— REQUIRED TASK —
In the data below, locate each line with the word "legend" and list it.

=== AVAILABLE RECORDS ===

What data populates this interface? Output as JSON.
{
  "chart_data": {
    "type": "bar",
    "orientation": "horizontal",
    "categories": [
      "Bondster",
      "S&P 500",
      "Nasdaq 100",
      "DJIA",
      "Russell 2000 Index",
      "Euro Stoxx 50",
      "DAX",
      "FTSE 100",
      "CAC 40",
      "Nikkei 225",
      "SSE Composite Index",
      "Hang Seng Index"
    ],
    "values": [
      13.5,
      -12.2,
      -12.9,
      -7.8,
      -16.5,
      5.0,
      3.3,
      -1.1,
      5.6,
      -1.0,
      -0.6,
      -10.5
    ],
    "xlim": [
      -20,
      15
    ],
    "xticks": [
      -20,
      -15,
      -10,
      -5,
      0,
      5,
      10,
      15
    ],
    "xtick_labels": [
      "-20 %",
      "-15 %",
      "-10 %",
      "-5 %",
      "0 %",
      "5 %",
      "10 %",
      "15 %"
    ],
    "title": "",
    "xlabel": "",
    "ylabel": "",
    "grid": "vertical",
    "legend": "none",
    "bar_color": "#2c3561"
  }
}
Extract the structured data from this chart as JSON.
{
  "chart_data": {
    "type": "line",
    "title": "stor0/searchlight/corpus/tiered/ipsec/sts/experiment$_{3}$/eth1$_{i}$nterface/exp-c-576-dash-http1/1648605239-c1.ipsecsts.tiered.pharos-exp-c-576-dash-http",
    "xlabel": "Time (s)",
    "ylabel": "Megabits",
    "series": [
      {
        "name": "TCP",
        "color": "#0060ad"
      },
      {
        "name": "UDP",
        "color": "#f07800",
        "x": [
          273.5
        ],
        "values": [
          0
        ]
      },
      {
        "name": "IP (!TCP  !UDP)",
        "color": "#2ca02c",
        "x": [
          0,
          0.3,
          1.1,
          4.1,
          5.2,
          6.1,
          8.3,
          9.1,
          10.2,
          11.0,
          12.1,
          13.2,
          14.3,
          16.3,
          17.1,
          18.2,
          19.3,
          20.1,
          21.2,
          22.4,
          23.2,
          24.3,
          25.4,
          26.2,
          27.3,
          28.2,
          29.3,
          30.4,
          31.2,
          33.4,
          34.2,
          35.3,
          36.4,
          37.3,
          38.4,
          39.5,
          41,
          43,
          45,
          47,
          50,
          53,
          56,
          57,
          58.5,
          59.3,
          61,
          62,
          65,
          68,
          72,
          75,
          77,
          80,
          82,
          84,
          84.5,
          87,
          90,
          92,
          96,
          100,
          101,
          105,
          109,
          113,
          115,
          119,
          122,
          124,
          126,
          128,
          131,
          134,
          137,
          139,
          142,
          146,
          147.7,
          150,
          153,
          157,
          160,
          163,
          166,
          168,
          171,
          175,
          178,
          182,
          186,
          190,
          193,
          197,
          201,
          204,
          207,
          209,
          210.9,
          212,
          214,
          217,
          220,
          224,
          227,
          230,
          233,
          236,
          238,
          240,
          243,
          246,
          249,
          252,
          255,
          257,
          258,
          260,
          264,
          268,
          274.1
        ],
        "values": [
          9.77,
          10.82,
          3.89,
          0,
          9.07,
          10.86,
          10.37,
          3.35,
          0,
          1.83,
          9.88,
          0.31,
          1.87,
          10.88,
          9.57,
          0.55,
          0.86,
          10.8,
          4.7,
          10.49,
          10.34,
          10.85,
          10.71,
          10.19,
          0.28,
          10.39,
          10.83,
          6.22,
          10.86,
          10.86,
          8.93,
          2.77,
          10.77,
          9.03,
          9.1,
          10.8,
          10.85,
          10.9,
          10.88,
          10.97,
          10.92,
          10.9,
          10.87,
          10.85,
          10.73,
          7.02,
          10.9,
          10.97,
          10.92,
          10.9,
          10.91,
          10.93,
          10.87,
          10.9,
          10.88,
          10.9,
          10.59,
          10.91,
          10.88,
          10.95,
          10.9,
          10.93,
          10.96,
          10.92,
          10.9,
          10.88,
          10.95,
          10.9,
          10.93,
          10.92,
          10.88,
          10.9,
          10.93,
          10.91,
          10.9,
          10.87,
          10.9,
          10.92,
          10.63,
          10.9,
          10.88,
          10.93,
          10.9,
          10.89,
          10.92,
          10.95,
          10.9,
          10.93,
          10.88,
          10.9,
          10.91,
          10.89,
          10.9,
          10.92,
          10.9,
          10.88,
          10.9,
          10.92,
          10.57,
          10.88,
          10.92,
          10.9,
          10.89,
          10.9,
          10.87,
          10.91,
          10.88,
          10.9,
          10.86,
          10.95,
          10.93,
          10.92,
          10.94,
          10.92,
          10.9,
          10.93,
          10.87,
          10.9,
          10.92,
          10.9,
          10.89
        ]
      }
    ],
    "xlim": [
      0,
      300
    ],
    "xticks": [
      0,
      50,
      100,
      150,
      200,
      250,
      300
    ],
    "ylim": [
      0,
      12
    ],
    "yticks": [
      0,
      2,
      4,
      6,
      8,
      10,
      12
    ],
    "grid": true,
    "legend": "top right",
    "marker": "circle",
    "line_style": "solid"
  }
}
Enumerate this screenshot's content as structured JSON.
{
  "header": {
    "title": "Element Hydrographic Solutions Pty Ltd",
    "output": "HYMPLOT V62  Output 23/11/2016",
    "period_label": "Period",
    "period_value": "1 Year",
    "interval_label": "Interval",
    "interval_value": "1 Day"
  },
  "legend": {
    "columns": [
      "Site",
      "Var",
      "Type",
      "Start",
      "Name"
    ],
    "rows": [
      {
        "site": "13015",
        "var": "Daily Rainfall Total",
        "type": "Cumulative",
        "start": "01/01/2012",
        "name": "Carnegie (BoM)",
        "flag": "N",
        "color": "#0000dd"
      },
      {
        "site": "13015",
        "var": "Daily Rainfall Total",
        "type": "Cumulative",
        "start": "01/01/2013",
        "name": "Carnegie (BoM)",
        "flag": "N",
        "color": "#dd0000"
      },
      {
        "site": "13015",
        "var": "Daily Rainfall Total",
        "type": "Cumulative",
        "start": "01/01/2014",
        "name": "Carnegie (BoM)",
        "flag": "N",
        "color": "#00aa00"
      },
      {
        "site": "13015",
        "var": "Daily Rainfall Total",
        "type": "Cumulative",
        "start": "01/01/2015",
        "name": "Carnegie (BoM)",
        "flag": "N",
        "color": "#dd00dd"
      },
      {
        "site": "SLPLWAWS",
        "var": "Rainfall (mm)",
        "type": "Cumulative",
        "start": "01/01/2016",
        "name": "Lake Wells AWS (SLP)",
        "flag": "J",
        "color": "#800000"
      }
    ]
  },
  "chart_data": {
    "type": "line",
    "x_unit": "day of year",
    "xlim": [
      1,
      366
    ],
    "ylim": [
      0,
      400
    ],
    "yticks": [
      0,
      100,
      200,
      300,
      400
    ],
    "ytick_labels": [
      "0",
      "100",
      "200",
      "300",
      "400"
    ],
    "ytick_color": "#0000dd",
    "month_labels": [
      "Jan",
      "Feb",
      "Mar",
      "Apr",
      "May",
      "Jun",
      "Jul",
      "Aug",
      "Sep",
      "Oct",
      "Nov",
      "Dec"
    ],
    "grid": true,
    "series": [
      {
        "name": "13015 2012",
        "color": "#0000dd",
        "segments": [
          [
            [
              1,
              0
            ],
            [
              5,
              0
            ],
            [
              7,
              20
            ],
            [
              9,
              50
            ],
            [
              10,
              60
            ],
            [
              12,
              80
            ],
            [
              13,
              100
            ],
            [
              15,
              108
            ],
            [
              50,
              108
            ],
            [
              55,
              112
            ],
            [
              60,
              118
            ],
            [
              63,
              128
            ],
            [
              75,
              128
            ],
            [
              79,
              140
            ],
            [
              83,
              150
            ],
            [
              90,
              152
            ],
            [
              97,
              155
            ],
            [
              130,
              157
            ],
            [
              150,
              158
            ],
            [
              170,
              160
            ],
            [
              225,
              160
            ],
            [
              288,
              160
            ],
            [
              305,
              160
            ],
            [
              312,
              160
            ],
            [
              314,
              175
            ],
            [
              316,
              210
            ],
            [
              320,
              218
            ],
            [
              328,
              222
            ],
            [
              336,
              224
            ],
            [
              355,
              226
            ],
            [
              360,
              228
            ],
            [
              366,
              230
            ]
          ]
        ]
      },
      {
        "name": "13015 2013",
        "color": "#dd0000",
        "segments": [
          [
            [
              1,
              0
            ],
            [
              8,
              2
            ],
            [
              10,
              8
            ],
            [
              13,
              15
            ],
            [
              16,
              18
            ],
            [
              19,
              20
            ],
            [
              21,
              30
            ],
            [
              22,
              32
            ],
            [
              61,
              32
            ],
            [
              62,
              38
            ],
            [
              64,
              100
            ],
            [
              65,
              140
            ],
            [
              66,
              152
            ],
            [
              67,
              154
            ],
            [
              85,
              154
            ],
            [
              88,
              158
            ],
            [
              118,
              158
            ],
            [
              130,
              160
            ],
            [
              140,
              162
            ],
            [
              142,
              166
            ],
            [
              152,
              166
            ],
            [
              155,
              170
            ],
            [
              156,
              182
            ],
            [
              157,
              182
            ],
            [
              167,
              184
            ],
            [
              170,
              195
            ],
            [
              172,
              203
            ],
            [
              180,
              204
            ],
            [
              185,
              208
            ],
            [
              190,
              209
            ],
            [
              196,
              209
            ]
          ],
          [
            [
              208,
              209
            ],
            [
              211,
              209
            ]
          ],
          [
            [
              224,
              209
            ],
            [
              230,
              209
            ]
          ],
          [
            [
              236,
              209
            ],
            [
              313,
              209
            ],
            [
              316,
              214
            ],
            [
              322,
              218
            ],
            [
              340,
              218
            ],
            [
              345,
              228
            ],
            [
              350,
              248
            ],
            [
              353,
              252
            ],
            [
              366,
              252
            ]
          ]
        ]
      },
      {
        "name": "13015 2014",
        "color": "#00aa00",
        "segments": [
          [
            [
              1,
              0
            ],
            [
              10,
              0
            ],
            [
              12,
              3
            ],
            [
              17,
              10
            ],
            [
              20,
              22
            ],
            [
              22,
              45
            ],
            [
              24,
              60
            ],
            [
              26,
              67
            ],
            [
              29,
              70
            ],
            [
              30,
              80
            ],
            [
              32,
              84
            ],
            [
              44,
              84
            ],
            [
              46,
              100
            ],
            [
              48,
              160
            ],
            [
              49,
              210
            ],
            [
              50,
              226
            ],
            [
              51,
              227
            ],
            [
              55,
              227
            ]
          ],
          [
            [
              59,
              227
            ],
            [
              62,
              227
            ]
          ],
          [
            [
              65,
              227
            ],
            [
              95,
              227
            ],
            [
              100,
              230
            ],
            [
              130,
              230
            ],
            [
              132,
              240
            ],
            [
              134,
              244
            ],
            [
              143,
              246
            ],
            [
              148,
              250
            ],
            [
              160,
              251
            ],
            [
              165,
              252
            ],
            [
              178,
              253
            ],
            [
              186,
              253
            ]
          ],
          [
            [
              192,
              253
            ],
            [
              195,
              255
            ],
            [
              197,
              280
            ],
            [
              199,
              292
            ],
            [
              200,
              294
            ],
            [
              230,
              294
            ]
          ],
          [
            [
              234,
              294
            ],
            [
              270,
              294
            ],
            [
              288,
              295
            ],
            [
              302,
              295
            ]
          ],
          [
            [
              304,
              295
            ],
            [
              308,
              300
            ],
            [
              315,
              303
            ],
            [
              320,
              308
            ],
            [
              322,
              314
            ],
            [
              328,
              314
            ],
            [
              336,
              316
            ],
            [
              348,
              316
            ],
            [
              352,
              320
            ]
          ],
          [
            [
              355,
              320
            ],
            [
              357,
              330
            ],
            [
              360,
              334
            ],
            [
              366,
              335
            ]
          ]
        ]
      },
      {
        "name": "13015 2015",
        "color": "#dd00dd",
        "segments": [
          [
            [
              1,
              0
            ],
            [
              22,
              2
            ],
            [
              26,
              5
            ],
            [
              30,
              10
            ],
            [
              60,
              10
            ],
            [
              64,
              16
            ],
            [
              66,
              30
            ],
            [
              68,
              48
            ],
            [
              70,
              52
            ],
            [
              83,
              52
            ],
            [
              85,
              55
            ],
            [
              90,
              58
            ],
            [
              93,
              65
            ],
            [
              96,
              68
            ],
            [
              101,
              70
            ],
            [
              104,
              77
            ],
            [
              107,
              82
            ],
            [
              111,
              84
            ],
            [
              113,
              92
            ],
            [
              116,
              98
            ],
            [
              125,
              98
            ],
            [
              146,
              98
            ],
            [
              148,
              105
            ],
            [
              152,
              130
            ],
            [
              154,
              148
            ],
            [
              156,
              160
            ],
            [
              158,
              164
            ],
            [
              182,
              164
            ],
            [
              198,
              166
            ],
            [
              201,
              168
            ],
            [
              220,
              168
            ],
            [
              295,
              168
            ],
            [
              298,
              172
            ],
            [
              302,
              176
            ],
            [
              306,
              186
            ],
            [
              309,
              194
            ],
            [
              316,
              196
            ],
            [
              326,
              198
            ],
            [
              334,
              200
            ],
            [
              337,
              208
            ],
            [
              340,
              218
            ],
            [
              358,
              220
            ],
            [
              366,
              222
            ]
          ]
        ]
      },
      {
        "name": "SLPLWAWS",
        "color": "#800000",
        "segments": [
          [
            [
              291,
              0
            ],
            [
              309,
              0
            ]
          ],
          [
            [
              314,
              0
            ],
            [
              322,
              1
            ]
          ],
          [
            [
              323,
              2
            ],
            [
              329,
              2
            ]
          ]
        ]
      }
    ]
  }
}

===

— TASK OUTPUT —
    "legend": "none",
    "legend": "top right",
  "legend": {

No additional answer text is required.